_EXERCISE AIM:_ Print every line of the items below, unchanged.

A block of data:
+++

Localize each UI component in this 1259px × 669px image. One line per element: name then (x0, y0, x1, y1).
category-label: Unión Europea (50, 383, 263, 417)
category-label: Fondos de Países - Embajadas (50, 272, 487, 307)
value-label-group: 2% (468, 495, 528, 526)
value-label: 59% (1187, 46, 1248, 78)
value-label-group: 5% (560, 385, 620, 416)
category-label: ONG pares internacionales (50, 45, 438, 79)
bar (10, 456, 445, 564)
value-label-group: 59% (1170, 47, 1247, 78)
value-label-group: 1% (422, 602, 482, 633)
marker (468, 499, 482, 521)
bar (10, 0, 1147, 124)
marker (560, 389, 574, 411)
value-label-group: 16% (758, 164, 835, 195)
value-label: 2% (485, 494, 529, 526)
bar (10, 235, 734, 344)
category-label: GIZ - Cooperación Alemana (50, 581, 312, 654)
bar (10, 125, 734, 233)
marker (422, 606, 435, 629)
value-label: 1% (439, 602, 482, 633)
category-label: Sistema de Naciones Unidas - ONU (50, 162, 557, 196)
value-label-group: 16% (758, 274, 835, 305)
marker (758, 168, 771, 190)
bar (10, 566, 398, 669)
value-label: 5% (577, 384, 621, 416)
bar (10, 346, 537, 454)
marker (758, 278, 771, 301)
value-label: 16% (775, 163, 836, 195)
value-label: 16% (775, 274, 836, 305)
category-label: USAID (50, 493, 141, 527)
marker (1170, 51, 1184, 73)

+++

_REPLY TO THE EXERCISE:_
Localize each UI component in this 1259px × 669px image. One line per element: name then (x0, y0, x1, y1).
category-label: Unión Europea (50, 383, 263, 417)
category-label: Fondos de Países - Embajadas (50, 272, 487, 307)
value-label-group: 2% (468, 495, 528, 526)
value-label: 59% (1187, 46, 1248, 78)
value-label-group: 5% (560, 385, 620, 416)
category-label: ONG pares internacionales (50, 45, 438, 79)
bar (10, 456, 445, 564)
value-label-group: 59% (1170, 47, 1247, 78)
value-label-group: 1% (422, 602, 482, 633)
marker (468, 499, 482, 521)
bar (10, 0, 1147, 124)
marker (560, 389, 574, 411)
value-label-group: 16% (758, 164, 835, 195)
value-label: 2% (485, 494, 529, 526)
bar (10, 235, 734, 344)
category-label: GIZ - Cooperación Alemana (50, 581, 312, 654)
bar (10, 125, 734, 233)
marker (422, 606, 435, 629)
value-label: 1% (439, 602, 482, 633)
category-label: Sistema de Naciones Unidas - ONU (50, 162, 557, 196)
value-label-group: 16% (758, 274, 835, 305)
marker (758, 168, 771, 190)
bar (10, 566, 398, 669)
value-label: 5% (577, 384, 621, 416)
bar (10, 346, 537, 454)
marker (758, 278, 771, 301)
value-label: 16% (775, 163, 836, 195)
value-label: 16% (775, 274, 836, 305)
category-label: USAID (50, 493, 141, 527)
marker (1170, 51, 1184, 73)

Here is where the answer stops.